-- YOUR INSTRUCTIONS --
Copy all lines in which the word "descricao" can be found.

-- ENTRIES SUPPLIED --
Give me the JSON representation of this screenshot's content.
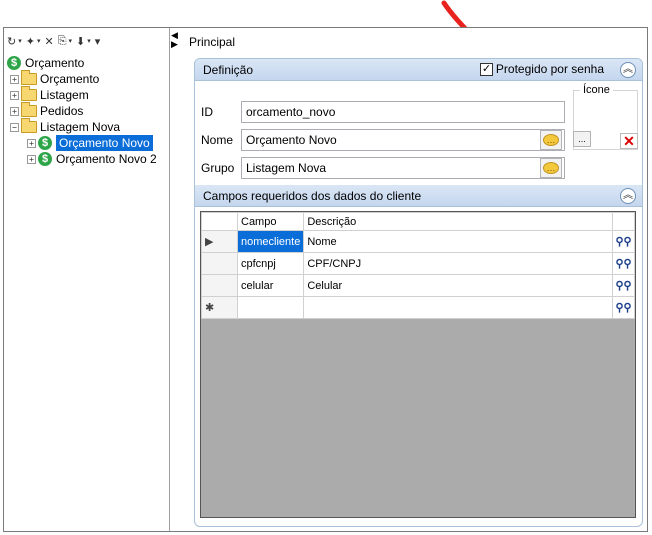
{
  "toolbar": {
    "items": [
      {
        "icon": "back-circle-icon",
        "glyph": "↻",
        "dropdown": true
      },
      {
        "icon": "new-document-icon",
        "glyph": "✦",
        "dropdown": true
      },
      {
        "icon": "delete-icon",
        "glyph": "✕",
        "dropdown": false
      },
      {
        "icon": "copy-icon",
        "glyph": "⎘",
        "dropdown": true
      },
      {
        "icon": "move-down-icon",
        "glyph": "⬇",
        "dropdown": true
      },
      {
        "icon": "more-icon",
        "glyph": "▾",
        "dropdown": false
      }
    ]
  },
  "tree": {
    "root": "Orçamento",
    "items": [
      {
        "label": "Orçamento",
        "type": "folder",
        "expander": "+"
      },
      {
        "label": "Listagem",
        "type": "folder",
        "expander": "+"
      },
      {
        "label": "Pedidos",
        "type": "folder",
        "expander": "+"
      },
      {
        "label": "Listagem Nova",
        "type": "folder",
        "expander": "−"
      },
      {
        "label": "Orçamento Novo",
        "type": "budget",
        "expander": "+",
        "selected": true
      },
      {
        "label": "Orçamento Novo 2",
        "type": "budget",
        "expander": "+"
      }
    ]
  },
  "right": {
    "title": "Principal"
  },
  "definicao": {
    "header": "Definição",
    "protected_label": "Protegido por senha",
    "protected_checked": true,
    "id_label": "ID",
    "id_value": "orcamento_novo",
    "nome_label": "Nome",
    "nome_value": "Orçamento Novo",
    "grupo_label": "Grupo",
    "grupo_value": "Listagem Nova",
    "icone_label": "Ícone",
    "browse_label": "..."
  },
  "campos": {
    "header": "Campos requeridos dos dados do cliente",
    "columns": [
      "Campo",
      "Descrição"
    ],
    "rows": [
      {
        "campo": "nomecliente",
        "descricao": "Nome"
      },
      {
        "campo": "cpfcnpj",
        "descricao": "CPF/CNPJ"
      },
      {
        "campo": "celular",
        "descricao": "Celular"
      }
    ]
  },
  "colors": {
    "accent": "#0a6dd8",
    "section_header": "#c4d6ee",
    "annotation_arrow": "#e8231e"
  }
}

==

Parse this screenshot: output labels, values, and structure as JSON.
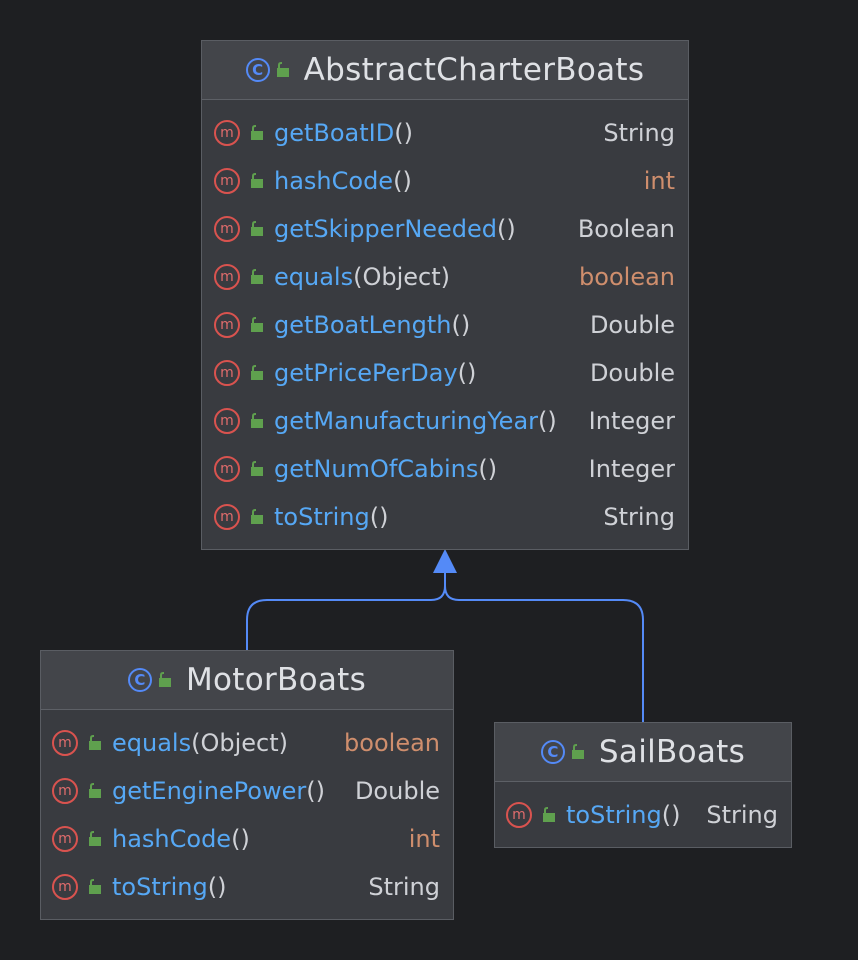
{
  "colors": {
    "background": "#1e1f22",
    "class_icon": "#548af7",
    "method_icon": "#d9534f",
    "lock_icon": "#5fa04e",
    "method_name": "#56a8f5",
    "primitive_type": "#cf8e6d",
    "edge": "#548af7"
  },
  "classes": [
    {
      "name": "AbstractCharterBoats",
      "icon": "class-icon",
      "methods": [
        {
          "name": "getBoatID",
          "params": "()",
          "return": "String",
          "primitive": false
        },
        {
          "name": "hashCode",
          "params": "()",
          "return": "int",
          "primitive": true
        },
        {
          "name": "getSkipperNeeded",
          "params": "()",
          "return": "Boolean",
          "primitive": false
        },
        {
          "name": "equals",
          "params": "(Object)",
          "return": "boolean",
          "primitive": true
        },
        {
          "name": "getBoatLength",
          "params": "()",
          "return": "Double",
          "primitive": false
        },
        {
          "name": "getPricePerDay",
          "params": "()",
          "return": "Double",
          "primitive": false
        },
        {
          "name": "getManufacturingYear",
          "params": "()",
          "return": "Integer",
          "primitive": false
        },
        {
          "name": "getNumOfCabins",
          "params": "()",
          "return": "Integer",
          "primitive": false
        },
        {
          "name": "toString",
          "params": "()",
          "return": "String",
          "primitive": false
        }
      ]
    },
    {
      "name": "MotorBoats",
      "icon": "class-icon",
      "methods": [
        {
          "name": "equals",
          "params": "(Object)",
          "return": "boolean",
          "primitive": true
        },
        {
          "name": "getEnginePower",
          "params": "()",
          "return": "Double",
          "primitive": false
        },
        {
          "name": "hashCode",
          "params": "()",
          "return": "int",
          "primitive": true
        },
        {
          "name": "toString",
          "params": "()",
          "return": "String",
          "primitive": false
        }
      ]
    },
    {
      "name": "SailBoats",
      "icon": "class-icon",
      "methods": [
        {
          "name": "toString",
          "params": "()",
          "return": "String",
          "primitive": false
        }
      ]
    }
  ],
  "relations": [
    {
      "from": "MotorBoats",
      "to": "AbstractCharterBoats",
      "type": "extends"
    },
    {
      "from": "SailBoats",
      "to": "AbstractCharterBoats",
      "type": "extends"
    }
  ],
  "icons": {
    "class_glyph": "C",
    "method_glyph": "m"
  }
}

-- WORKED ANSWER --
        "descricao": "Nome"
        "descricao": "CPF/CNPJ"
        "descricao": "Celular"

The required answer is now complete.